● **Written request**
Copy each line in the data that includes the word "output".

● **Provided records**
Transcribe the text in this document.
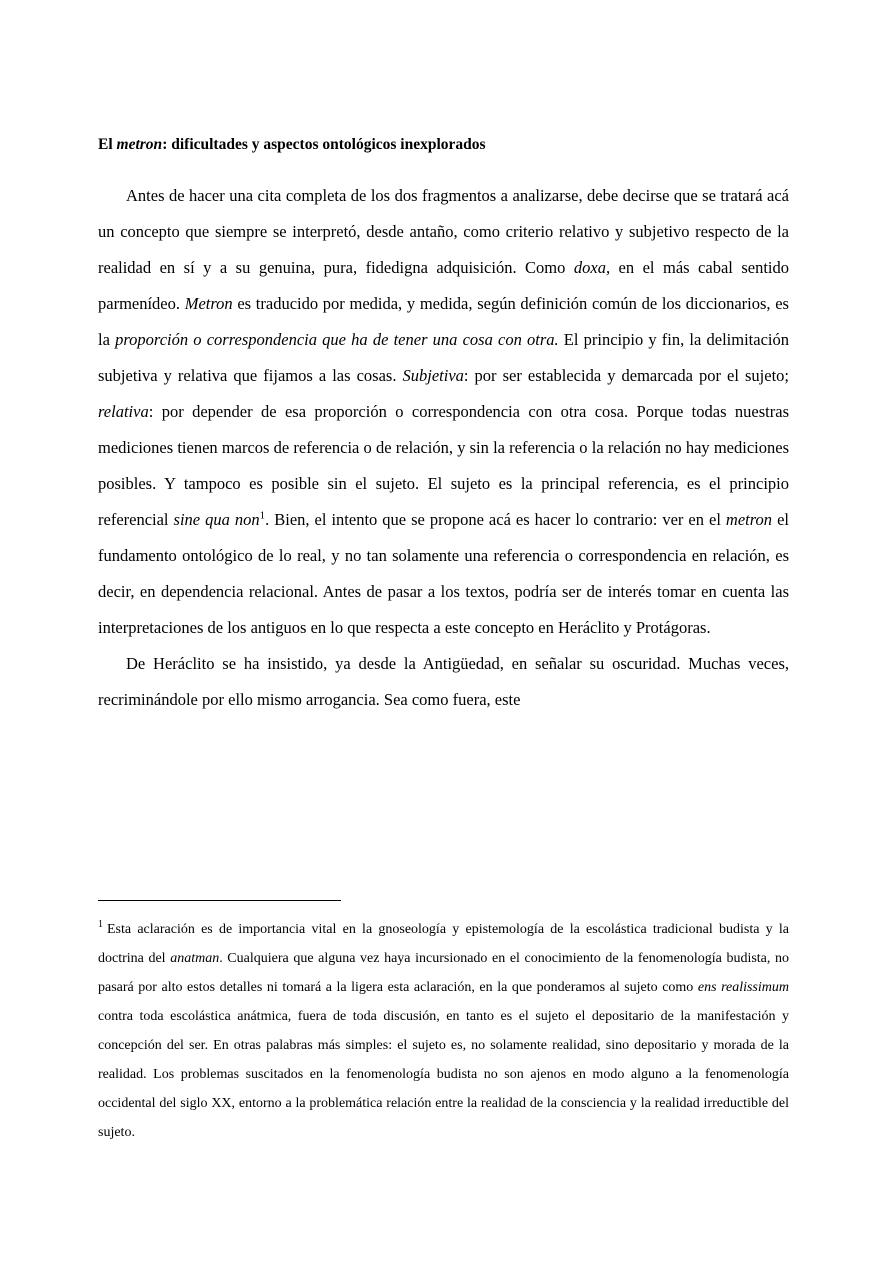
El metron: dificultades y aspectos ontológicos inexplorados

Antes de hacer una cita completa de los dos fragmentos a analizarse, debe decirse que se tratará acá un concepto que siempre se interpretó, desde antaño, como criterio relativo y subjetivo respecto de la realidad en sí y a su genuina, pura, fidedigna adquisición. Como doxa, en el más cabal sentido parmenídeo. Metron es traducido por medida, y medida, según definición común de los diccionarios, es la proporción o correspondencia que ha de tener una cosa con otra. El principio y fin, la delimitación subjetiva y relativa que fijamos a las cosas. Subjetiva: por ser establecida y demarcada por el sujeto; relativa: por depender de esa proporción o correspondencia con otra cosa. Porque todas nuestras mediciones tienen marcos de referencia o de relación, y sin la referencia o la relación no hay mediciones posibles. Y tampoco es posible sin el sujeto. El sujeto es la principal referencia, es el principio referencial sine qua non$^1$. Bien, el intento que se propone acá es hacer lo contrario: ver en el metron el fundamento ontológico de lo real, y no tan solamente una referencia o correspondencia en relación, es decir, en dependencia relacional. Antes de pasar a los textos, podría ser de interés tomar en cuenta las interpretaciones de los antiguos en lo que respecta a este concepto en Heráclito y Protágoras.

De Heráclito se ha insistido, ya desde la Antigüedad, en señalar su oscuridad. Muchas veces, recriminándole por ello mismo arrogancia. Sea como fuera, este

$^1$ Esta aclaración es de importancia vital en la gnoseología y epistemología de la escolástica tradicional budista y la doctrina del anatman. Cualquiera que alguna vez haya incursionado en el conocimiento de la fenomenología budista, no pasará por alto estos detalles ni tomará a la ligera esta aclaración, en la que ponderamos al sujeto como ens realissimum contra toda escolástica anátmica, fuera de toda discusión, en tanto es el sujeto el depositario de la manifestación y concepción del ser. En otras palabras más simples: el sujeto es, no solamente realidad, sino depositario y morada de la realidad. Los problemas suscitados en la fenomenología budista no son ajenos en modo alguno a la fenomenología occidental del siglo XX, entorno a la problemática relación entre la realidad de la consciencia y la realidad irreductible del sujeto.
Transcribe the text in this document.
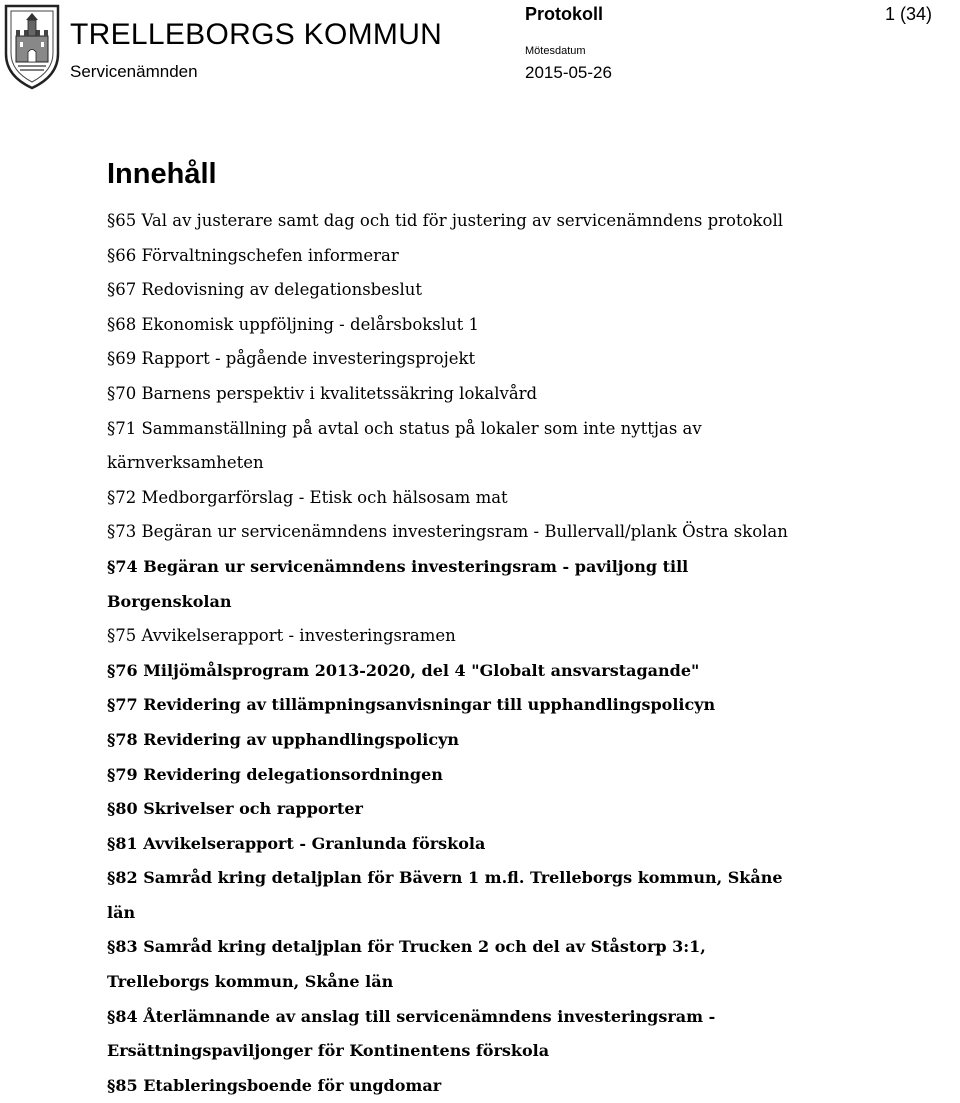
TRELLEBORGS KOMMUN
Servicenämnden
Protokoll	1 (34)
Mötesdatum
2015-05-26
Innehåll
§65 Val av justerare samt dag och tid för justering av servicenämndens protokoll
§66 Förvaltningschefen informerar
§67 Redovisning av delegationsbeslut
§68 Ekonomisk uppföljning - delårsbokslut 1
§69 Rapport - pågående investeringsprojekt
§70 Barnens perspektiv i kvalitetssäkring lokalvård
§71 Sammanställning på avtal och status på lokaler som inte nyttjas av kärnverksamheten
§72 Medborgarförslag - Etisk och hälsosam mat
§73 Begäran ur servicenämndens investeringsram - Bullervall/plank Östra skolan
§74 Begäran ur servicenämndens investeringsram - paviljong till Borgenskolan
§75 Avvikelserapport - investeringsramen
§76 Miljömålsprogram 2013-2020, del 4 "Globalt ansvarstagande"
§77 Revidering av tillämpningsanvisningar till upphandlingspolicyn
§78 Revidering av upphandlingspolicyn
§79 Revidering delegationsordningen
§80 Skrivelser och rapporter
§81 Avvikelserapport - Granlunda förskola
§82 Samråd kring detaljplan för Bävern 1 m.fl. Trelleborgs kommun, Skåne län
§83 Samråd kring detaljplan för Trucken 2 och del av Ståstorp 3:1, Trelleborgs kommun, Skåne län
§84 Återlämnande av anslag till servicenämndens investeringsram - Ersättningspaviljonger för Kontinentens förskola
§85 Etableringsboende för ungdomar
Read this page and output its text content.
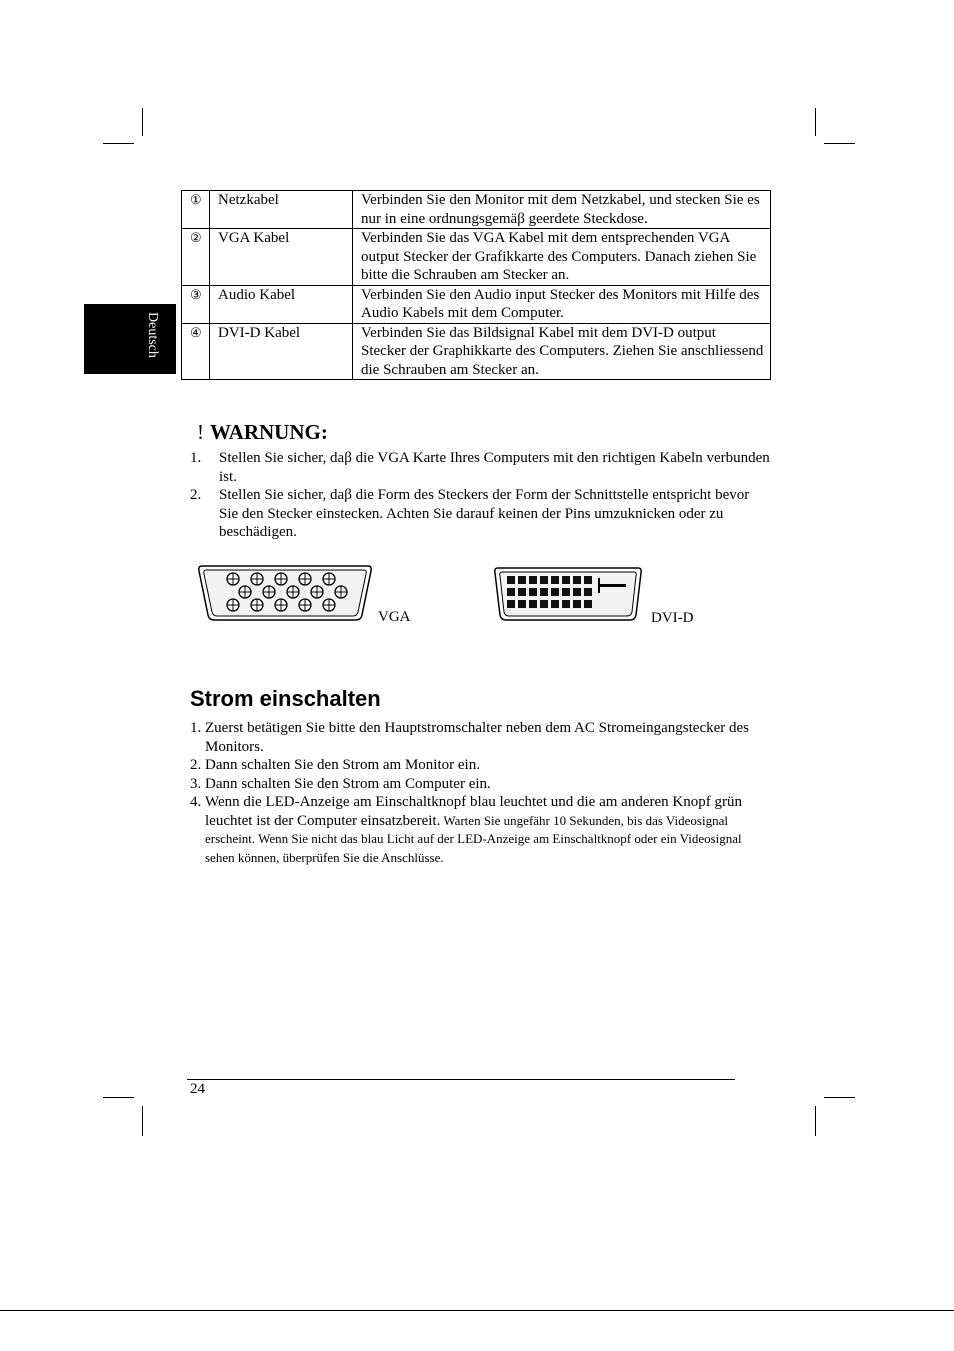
Deutsch
①	Netzkabel	Verbinden Sie den Monitor mit dem Netzkabel, und stecken Sie es nur in eine ordnungsgemäβ geerdete Steckdose.
②	VGA Kabel	Verbinden Sie das VGA Kabel mit dem entsprechenden VGA output Stecker der Grafikkarte des Computers. Danach ziehen Sie bitte die Schrauben am Stecker an.
③	Audio Kabel	Verbinden Sie den Audio input Stecker des Monitors mit Hilfe des Audio Kabels mit dem Computer.
④	DVI-D Kabel	Verbinden Sie das Bildsignal Kabel mit dem DVI-D output Stecker der Graphikkarte des Computers. Ziehen Sie anschliessend die Schrauben am Stecker an.
! WARNUNG:
1. Stellen Sie sicher, daβ die VGA Karte Ihres Computers mit den richtigen Kabeln verbunden ist.
2. Stellen Sie sicher, daβ die Form des Steckers der Form der Schnittstelle entspricht bevor Sie den Stecker einstecken. Achten Sie darauf keinen der Pins umzuknicken oder zu beschädigen.
VGA	DVI-D
Strom einschalten
1. Zuerst betätigen Sie bitte den Hauptstromschalter neben dem AC Stromeingangstecker des Monitors.
2. Dann schalten Sie den Strom am Monitor ein.
3. Dann schalten Sie den Strom am Computer ein.
4. Wenn die LED-Anzeige am Einschaltknopf blau leuchtet und die am anderen Knopf grün leuchtet ist der Computer einsatzbereit. Warten Sie ungefähr 10 Sekunden, bis das Videosignal erscheint. Wenn Sie nicht das blau Licht auf der LED-Anzeige am Einschaltknopf oder ein Videosignal sehen können, überprüfen Sie die Anschlüsse.
24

● **Response below**
Read this page and output its text content.
②	VGA Kabel	Verbinden Sie das VGA Kabel mit dem entsprechenden VGA output Stecker der Grafikkarte des Computers. Danach ziehen Sie bitte die Schrauben am Stecker an.
④	DVI-D Kabel	Verbinden Sie das Bildsignal Kabel mit dem DVI-D output Stecker der Graphikkarte des Computers. Ziehen Sie anschliessend die Schrauben am Stecker an.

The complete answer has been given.